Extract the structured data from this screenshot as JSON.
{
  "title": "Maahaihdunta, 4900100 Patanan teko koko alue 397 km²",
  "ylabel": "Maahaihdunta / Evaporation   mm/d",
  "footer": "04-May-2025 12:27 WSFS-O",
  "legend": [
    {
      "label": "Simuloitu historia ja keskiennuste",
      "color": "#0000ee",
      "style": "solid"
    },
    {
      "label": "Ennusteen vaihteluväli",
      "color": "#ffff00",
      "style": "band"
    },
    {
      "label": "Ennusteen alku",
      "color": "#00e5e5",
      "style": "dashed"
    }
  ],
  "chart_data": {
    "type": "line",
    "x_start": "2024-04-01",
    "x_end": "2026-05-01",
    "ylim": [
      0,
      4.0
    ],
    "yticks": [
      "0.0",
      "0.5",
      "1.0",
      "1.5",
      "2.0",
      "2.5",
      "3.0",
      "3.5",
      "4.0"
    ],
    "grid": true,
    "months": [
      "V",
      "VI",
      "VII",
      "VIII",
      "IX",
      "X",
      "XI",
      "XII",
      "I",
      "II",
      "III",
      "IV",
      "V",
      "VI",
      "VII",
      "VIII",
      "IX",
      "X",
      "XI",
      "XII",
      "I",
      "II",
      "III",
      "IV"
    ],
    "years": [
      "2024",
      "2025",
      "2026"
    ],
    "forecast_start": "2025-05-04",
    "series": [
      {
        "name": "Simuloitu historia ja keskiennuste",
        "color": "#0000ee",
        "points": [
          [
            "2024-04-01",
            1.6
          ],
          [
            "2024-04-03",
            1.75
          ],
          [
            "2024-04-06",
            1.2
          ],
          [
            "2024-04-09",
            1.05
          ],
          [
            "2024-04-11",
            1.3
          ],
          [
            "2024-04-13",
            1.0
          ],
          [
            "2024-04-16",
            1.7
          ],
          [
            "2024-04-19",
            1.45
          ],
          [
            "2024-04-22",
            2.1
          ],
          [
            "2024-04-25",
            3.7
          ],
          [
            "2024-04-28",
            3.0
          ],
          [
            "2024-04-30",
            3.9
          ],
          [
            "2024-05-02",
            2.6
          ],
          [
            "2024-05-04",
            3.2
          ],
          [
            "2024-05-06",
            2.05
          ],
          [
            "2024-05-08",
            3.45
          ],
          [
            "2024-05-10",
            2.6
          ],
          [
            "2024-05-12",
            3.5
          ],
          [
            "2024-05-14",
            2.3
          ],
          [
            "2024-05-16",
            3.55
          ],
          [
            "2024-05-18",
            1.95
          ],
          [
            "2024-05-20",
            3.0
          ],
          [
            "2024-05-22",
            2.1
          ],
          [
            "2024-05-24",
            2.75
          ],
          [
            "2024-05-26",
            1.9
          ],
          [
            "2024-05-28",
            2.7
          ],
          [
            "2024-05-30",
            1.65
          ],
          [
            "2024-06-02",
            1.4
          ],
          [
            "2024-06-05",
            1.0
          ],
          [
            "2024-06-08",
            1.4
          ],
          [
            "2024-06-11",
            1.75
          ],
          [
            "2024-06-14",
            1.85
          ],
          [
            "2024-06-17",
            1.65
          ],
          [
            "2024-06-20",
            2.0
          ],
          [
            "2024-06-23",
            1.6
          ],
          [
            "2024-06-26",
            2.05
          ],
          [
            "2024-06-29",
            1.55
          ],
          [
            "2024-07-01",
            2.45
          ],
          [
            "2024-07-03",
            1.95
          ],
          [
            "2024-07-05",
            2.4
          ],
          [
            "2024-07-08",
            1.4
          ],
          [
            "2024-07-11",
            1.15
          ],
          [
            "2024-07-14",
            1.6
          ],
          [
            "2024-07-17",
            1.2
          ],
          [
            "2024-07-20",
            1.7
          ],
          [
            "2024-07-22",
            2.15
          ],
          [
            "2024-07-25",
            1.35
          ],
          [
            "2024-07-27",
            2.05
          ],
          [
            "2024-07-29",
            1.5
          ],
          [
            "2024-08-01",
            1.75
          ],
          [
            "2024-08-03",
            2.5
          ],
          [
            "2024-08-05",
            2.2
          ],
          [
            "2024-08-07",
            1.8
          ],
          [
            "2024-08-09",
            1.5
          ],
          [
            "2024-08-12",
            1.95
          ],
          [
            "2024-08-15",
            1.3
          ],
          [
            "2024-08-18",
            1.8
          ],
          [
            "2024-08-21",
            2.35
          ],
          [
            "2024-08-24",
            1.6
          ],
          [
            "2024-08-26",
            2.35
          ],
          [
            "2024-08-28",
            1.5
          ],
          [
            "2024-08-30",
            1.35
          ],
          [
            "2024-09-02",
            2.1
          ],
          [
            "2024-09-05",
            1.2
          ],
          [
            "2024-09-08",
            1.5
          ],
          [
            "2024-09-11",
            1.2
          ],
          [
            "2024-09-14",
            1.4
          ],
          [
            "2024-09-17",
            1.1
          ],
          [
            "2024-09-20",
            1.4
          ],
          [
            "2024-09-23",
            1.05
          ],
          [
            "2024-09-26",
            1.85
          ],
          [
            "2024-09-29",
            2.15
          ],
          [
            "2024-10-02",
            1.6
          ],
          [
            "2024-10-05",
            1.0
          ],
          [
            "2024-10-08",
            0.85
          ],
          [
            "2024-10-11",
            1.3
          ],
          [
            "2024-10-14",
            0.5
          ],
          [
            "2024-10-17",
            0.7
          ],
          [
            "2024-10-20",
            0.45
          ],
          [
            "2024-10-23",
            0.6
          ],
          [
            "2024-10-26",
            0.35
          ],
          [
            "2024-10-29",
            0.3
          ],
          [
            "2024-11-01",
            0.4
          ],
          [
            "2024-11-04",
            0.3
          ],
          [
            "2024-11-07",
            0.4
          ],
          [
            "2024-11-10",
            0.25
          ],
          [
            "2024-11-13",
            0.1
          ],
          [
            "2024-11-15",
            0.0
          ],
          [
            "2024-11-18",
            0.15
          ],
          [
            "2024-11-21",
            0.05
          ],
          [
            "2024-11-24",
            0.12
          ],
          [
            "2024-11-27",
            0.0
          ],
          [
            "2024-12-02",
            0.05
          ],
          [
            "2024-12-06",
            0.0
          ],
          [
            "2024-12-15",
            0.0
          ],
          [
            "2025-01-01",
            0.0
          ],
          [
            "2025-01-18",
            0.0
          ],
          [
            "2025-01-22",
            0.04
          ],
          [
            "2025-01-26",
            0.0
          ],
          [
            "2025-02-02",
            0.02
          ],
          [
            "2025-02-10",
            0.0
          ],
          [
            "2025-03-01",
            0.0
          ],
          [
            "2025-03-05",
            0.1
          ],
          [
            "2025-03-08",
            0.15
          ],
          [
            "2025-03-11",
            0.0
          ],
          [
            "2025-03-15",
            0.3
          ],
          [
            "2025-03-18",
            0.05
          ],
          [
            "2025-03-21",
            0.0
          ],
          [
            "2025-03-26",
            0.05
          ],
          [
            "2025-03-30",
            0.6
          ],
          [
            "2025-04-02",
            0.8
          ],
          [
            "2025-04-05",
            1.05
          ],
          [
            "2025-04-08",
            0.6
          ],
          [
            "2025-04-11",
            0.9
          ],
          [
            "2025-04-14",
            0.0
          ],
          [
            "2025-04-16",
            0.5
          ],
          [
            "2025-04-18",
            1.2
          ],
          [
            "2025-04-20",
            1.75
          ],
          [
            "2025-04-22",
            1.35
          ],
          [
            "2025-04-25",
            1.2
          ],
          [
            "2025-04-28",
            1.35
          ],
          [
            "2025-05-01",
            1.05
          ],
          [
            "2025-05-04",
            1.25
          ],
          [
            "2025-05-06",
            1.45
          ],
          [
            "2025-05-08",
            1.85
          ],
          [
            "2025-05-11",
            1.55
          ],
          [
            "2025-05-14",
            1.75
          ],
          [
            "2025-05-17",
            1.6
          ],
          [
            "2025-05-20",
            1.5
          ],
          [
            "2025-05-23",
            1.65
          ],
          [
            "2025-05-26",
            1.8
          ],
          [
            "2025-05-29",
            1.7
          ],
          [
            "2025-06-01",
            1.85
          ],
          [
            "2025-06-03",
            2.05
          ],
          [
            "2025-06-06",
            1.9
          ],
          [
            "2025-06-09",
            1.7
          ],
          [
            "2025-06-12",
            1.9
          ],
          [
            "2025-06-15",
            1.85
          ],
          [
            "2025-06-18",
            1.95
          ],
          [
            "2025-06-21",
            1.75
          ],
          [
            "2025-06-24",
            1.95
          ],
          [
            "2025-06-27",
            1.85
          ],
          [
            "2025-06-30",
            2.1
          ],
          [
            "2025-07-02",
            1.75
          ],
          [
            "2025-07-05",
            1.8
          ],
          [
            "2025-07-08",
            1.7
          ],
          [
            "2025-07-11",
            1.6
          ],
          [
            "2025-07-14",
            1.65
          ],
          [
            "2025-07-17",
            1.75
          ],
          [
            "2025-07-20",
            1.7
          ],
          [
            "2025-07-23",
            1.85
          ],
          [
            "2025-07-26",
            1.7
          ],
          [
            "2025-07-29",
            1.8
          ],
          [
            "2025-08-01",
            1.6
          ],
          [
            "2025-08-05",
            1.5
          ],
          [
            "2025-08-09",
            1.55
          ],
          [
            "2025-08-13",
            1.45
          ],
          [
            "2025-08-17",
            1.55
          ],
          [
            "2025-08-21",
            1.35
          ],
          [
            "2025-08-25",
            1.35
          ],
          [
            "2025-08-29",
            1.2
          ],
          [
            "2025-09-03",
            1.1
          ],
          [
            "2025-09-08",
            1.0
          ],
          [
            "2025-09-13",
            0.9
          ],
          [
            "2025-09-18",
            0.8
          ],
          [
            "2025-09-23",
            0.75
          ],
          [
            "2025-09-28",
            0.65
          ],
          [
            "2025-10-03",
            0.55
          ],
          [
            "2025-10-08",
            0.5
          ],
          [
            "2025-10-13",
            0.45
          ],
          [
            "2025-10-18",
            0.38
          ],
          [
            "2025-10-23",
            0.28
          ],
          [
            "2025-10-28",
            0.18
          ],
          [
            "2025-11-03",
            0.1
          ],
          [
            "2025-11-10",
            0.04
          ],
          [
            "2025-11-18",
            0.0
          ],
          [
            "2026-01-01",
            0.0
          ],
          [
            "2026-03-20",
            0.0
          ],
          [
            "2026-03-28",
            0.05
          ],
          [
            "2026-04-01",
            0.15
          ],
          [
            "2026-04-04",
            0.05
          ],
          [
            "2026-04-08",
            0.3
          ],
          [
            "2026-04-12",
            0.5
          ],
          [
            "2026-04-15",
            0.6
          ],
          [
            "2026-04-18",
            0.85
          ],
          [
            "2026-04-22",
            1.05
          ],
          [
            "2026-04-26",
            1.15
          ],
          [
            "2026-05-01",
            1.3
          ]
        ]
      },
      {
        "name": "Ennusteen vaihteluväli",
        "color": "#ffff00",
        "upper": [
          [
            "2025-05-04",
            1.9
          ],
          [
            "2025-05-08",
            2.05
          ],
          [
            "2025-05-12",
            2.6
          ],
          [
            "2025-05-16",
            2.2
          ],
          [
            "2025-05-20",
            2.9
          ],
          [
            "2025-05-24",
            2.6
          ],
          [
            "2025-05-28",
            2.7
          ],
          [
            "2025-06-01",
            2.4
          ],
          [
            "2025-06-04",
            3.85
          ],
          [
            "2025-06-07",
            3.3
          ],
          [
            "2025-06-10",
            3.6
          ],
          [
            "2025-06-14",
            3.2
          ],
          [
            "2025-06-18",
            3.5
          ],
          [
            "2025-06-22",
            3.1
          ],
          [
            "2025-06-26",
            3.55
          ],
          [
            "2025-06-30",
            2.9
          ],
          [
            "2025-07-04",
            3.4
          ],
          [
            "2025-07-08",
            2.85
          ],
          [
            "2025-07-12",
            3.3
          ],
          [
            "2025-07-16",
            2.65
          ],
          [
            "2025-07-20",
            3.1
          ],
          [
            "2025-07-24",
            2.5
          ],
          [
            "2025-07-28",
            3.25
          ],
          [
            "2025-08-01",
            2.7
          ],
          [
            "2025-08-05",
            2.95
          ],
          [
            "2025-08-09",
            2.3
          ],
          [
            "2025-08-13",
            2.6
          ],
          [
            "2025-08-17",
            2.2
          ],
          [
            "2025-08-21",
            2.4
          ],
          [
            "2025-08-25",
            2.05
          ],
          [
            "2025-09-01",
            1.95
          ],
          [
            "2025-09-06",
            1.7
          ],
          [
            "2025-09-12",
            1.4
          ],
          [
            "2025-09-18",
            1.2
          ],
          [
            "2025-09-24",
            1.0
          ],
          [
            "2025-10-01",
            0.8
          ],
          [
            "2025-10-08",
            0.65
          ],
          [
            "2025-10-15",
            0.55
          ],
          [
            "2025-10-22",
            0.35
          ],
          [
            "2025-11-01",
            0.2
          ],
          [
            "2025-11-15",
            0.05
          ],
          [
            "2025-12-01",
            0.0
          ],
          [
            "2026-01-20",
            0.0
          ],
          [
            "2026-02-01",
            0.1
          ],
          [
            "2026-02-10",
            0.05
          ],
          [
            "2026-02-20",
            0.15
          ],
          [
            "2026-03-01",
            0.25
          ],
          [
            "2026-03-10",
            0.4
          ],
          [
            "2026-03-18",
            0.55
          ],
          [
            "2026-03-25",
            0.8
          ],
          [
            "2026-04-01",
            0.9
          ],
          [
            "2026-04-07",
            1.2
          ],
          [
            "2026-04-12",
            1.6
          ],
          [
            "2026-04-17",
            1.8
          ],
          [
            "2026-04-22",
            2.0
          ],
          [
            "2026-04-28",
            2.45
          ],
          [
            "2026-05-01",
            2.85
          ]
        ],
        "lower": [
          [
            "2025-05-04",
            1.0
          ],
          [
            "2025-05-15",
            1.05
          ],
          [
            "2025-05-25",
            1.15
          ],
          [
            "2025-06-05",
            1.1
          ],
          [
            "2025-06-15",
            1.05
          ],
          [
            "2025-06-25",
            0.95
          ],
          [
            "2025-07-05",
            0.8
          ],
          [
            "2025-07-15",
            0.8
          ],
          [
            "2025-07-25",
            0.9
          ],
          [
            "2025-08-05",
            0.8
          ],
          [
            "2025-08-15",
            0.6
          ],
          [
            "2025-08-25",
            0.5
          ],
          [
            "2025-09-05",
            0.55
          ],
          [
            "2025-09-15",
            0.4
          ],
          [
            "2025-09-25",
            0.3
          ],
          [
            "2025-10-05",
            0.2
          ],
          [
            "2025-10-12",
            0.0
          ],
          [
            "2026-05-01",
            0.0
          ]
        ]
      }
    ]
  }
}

☆ ☆ ☆ ☆ ☆ ☆ ☆

* [Request] Looking at the entries above, say how many lines contain the word "style". Only the number is wanted.

* [Expected output] 3